* _Records to use_
☆ ☆ ☆ ☆ ☆ ☆ ☆

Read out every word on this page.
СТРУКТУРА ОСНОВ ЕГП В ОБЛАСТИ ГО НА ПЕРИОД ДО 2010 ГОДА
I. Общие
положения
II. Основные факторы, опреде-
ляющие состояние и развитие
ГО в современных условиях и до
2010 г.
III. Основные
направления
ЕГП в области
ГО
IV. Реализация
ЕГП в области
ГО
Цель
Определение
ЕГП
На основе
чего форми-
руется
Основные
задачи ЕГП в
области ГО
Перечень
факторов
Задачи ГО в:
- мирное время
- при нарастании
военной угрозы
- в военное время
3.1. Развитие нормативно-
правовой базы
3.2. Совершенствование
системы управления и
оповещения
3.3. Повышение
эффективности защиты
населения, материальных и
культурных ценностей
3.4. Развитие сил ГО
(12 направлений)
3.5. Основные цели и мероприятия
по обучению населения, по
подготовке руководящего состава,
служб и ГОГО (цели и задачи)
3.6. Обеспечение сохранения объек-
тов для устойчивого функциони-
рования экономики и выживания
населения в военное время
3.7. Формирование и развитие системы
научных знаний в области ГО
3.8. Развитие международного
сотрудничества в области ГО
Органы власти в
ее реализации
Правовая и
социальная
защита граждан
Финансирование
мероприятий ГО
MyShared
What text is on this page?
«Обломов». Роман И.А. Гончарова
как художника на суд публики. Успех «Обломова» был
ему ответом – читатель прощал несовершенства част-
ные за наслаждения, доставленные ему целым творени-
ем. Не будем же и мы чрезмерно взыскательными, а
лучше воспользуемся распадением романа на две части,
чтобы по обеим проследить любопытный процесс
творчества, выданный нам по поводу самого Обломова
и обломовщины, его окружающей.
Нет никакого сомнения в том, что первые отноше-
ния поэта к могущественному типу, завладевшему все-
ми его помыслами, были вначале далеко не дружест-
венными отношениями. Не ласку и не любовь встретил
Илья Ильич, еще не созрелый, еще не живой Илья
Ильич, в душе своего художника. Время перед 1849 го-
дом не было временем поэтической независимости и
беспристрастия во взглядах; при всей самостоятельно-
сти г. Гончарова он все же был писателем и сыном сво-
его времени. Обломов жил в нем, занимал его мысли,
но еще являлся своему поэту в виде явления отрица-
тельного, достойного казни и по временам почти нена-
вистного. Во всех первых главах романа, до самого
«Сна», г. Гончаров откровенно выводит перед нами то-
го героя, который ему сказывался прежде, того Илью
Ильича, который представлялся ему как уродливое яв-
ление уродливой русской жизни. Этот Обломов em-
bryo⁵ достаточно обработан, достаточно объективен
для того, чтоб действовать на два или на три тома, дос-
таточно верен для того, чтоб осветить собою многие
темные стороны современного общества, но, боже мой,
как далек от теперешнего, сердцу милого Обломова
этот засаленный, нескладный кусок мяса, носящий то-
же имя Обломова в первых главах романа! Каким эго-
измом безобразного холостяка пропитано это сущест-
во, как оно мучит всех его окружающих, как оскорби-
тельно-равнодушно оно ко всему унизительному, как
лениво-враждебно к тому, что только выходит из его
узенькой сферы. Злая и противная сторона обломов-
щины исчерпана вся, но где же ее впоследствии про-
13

☆ ☆ ☆ ☆ ☆ ☆ ☆

* _What is expected_
Find all lines where the word "самого" appears. Copy them.

* _Answer for the task_
творчества, выданный нам по поводу самого Обломова
вистного. Во всех первых главах романа, до самого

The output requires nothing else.